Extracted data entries
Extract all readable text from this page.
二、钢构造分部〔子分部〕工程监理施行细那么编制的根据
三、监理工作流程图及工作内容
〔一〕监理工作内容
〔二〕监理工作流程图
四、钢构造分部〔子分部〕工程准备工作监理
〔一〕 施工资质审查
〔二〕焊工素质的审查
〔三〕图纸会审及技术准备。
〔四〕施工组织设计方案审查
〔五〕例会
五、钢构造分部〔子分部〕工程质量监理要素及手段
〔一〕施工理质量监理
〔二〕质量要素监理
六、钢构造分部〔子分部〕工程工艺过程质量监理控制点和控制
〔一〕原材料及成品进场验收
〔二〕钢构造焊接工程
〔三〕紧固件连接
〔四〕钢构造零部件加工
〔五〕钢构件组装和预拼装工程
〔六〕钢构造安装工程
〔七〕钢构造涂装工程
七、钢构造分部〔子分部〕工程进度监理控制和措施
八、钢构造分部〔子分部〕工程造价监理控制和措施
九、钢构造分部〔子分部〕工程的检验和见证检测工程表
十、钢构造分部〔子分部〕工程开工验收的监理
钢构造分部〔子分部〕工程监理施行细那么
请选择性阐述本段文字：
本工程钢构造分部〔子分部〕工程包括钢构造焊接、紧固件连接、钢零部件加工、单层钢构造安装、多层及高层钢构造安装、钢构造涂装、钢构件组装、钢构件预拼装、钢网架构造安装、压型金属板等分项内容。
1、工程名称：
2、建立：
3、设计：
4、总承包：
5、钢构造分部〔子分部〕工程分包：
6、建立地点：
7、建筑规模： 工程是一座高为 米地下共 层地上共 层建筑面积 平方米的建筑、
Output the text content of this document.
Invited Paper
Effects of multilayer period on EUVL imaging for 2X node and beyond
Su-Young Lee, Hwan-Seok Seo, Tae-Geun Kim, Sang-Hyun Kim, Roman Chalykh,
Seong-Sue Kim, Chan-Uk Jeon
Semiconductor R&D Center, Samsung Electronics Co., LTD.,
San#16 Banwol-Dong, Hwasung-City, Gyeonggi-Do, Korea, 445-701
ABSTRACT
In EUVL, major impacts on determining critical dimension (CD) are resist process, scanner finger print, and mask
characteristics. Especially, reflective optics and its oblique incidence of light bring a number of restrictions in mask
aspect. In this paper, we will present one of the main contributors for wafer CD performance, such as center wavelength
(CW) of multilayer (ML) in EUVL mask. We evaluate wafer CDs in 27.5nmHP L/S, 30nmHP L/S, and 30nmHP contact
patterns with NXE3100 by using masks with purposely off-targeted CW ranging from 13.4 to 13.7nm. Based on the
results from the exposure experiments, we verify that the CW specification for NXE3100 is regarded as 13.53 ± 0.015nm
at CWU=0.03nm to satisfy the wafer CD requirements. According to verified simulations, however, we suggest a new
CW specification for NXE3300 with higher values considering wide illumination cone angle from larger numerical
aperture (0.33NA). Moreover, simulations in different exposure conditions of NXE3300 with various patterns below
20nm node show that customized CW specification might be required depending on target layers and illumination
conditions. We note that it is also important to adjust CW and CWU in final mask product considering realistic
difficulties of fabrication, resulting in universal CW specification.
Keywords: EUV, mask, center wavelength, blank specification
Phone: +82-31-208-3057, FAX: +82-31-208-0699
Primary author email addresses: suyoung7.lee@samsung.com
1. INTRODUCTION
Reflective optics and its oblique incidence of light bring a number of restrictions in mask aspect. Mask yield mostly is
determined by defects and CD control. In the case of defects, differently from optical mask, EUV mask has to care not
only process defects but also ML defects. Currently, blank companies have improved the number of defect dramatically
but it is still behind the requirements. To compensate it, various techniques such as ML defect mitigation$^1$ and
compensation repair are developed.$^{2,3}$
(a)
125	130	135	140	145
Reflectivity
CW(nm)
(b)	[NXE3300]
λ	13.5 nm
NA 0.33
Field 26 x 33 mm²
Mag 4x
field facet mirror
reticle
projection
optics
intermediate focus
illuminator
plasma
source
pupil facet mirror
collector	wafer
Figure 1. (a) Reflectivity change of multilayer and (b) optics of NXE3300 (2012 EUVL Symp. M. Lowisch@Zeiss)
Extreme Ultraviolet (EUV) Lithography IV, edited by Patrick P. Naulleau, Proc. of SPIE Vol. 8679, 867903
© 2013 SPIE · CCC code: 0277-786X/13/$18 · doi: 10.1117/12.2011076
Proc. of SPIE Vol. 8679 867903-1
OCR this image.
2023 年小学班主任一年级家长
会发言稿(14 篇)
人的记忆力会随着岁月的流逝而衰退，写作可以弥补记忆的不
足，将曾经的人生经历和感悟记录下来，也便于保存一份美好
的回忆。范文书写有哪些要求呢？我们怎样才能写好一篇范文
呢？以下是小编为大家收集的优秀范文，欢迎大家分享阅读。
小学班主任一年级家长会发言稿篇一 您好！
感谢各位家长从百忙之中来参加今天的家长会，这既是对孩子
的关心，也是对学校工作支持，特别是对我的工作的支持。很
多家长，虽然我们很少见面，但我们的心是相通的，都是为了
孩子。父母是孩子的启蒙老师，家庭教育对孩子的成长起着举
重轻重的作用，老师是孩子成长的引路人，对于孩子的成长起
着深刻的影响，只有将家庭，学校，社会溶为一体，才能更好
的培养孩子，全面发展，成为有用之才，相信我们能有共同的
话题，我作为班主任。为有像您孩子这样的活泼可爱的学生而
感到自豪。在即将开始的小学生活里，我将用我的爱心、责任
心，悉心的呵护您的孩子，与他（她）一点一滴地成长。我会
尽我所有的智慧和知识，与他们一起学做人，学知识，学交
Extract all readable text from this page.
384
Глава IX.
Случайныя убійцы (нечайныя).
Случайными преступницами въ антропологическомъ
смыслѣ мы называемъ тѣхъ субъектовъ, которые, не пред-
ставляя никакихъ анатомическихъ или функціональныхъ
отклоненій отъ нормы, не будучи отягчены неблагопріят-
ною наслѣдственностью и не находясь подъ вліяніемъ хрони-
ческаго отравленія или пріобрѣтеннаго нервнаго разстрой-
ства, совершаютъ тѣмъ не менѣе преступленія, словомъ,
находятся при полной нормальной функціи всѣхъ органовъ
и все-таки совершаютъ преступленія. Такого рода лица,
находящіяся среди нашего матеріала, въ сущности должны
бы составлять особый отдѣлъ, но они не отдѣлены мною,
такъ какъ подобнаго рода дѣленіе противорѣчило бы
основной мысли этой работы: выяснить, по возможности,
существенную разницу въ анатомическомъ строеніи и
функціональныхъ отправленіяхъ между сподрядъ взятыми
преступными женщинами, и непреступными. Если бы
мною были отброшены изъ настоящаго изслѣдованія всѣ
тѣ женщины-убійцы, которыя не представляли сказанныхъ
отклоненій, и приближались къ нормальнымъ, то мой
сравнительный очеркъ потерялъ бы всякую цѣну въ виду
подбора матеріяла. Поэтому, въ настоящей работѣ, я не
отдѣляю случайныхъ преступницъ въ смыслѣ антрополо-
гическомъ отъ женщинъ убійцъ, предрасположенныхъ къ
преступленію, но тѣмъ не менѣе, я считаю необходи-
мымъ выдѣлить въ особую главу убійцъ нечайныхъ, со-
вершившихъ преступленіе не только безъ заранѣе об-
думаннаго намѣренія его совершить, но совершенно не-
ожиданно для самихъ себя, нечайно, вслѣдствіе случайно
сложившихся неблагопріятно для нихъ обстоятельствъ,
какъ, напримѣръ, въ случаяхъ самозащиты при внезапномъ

# EXERCISE DETAILS
Choose all lines containing the string "simulations" and copy them out.

# WRITTEN ANSWER
at CWU=0.03nm to satisfy the wafer CD requirements. According to verified simulations, however, we suggest a new
aperture (0.33NA). Moreover, simulations in different exposure conditions of NXE3300 with various patterns below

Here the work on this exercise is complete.